§ Written problem: Each entry that follows must be output without any deviation.

§ Excerpted records:
* Begin *
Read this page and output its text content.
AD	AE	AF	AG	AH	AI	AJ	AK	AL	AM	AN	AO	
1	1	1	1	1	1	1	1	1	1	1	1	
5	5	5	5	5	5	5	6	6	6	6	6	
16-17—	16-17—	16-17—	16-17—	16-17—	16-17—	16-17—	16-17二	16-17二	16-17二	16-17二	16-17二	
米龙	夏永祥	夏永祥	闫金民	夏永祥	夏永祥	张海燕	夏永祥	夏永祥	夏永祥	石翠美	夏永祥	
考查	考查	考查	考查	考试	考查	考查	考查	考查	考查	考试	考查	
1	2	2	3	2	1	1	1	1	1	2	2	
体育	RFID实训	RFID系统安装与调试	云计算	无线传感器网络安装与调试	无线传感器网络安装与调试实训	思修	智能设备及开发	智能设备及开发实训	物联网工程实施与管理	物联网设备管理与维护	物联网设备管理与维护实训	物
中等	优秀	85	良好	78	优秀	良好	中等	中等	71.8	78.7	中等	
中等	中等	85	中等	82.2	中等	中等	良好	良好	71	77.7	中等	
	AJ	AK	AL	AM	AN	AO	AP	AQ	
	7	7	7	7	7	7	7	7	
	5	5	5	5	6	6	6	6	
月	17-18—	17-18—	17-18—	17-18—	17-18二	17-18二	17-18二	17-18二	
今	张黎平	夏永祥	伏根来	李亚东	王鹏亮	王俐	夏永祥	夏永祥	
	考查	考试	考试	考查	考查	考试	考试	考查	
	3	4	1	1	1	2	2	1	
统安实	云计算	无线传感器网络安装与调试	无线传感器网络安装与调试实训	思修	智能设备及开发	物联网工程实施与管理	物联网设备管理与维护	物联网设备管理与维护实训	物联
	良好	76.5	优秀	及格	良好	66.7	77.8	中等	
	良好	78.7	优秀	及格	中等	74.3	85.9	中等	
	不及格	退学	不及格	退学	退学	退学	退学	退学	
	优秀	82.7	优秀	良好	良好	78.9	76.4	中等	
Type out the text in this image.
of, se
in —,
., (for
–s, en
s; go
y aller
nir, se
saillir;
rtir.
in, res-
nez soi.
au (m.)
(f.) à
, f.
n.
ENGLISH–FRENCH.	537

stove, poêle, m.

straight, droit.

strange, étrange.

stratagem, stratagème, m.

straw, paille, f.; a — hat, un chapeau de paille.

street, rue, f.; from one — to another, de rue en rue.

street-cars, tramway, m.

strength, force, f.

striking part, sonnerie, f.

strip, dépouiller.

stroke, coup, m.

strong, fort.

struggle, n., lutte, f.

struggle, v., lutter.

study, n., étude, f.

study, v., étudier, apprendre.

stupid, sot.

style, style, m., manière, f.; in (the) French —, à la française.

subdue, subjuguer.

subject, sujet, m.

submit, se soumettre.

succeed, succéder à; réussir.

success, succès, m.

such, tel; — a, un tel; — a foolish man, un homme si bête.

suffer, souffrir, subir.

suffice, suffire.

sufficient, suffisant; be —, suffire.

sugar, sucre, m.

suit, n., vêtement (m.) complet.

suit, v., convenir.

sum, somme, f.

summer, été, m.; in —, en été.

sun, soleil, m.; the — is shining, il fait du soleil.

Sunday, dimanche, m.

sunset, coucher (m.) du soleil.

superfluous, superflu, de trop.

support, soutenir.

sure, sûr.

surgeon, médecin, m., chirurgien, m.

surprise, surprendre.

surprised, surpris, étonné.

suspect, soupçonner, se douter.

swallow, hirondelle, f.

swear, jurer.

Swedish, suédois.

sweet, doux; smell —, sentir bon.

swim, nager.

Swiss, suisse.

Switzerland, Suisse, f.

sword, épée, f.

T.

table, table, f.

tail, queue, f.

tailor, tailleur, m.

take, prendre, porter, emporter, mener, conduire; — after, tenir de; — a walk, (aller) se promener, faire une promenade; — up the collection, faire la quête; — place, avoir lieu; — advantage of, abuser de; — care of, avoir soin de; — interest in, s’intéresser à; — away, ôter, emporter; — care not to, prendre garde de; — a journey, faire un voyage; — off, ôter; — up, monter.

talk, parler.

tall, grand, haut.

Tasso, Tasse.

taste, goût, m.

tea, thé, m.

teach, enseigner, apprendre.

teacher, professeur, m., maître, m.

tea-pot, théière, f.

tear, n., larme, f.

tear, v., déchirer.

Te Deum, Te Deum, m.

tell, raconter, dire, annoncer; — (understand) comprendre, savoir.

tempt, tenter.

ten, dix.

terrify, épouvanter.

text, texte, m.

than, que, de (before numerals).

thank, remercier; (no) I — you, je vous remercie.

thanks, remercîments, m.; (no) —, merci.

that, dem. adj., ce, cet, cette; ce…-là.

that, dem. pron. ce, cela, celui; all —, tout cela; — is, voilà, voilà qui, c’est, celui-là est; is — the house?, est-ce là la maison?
* End *
§ Result of this exercise:
Read this page and output its text content.
AD	AE	AF	AG	AH	AI	AJ	AK	AL	AM	AN	AO	
1	1	1	1	1	1	1	1	1	1	1	1	
5	5	5	5	5	5	5	6	6	6	6	6	
16-17—	16-17—	16-17—	16-17—	16-17—	16-17—	16-17—	16-17二	16-17二	16-17二	16-17二	16-17二	
米龙	夏永祥	夏永祥	闫金民	夏永祥	夏永祥	张海燕	夏永祥	夏永祥	夏永祥	石翠美	夏永祥	
考查	考查	考查	考查	考试	考查	考查	考查	考查	考查	考试	考查	
1	2	2	3	2	1	1	1	1	1	2	2	
体育	RFID实训	RFID系统安装与调试	云计算	无线传感器网络安装与调试	无线传感器网络安装与调试实训	思修	智能设备及开发	智能设备及开发实训	物联网工程实施与管理	物联网设备管理与维护	物联网设备管理与维护实训	物
中等	优秀	85	良好	78	优秀	良好	中等	中等	71.8	78.7	中等	
中等	中等	85	中等	82.2	中等	中等	良好	良好	71	77.7	中等	
	AJ	AK	AL	AM	AN	AO	AP	AQ	
	7	7	7	7	7	7	7	7	
	5	5	5	5	6	6	6	6	
月	17-18—	17-18—	17-18—	17-18—	17-18二	17-18二	17-18二	17-18二	
今	张黎平	夏永祥	伏根来	李亚东	王鹏亮	王俐	夏永祥	夏永祥	
	考查	考试	考试	考查	考查	考试	考试	考查	
	3	4	1	1	1	2	2	1	
统安实	云计算	无线传感器网络安装与调试	无线传感器网络安装与调试实训	思修	智能设备及开发	物联网工程实施与管理	物联网设备管理与维护	物联网设备管理与维护实训	物联
	良好	76.5	优秀	及格	良好	66.7	77.8	中等	
	良好	78.7	优秀	及格	中等	74.3	85.9	中等	
	不及格	退学	不及格	退学	退学	退学	退学	退学	
	优秀	82.7	优秀	良好	良好	78.9	76.4	中等	
Type out the text in this image.
of, se
in —,
., (for
–s, en
s; go
y aller
nir, se
saillir;
rtir.
in, res-
nez soi.
au (m.)
(f.) à
, f.
n.
ENGLISH–FRENCH.	537

stove, poêle, m.

straight, droit.

strange, étrange.

stratagem, stratagème, m.

straw, paille, f.; a — hat, un chapeau de paille.

street, rue, f.; from one — to another, de rue en rue.

street-cars, tramway, m.

strength, force, f.

striking part, sonnerie, f.

strip, dépouiller.

stroke, coup, m.

strong, fort.

struggle, n., lutte, f.

struggle, v., lutter.

study, n., étude, f.

study, v., étudier, apprendre.

stupid, sot.

style, style, m., manière, f.; in (the) French —, à la française.

subdue, subjuguer.

subject, sujet, m.

submit, se soumettre.

succeed, succéder à; réussir.

success, succès, m.

such, tel; — a, un tel; — a foolish man, un homme si bête.

suffer, souffrir, subir.

suffice, suffire.

sufficient, suffisant; be —, suffire.

sugar, sucre, m.

suit, n., vêtement (m.) complet.

suit, v., convenir.

sum, somme, f.

summer, été, m.; in —, en été.

sun, soleil, m.; the — is shining, il fait du soleil.

Sunday, dimanche, m.

sunset, coucher (m.) du soleil.

superfluous, superflu, de trop.

support, soutenir.

sure, sûr.

surgeon, médecin, m., chirurgien, m.

surprise, surprendre.

surprised, surpris, étonné.

suspect, soupçonner, se douter.

swallow, hirondelle, f.

swear, jurer.

Swedish, suédois.

sweet, doux; smell —, sentir bon.

swim, nager.

Swiss, suisse.

Switzerland, Suisse, f.

sword, épée, f.

T.

table, table, f.

tail, queue, f.

tailor, tailleur, m.

take, prendre, porter, emporter, mener, conduire; — after, tenir de; — a walk, (aller) se promener, faire une promenade; — up the collection, faire la quête; — place, avoir lieu; — advantage of, abuser de; — care of, avoir soin de; — interest in, s’intéresser à; — away, ôter, emporter; — care not to, prendre garde de; — a journey, faire un voyage; — off, ôter; — up, monter.

talk, parler.

tall, grand, haut.

Tasso, Tasse.

taste, goût, m.

tea, thé, m.

teach, enseigner, apprendre.

teacher, professeur, m., maître, m.

tea-pot, théière, f.

tear, n., larme, f.

tear, v., déchirer.

Te Deum, Te Deum, m.

tell, raconter, dire, annoncer; — (understand) comprendre, savoir.

tempt, tenter.

ten, dix.

terrify, épouvanter.

text, texte, m.

than, que, de (before numerals).

thank, remercier; (no) I — you, je vous remercie.

thanks, remercîments, m.; (no) —, merci.

that, dem. adj., ce, cet, cette; ce…-là.

that, dem. pron. ce, cela, celui; all —, tout cela; — is, voilà, voilà qui, c’est, celui-là est; is — the house?, est-ce là la maison?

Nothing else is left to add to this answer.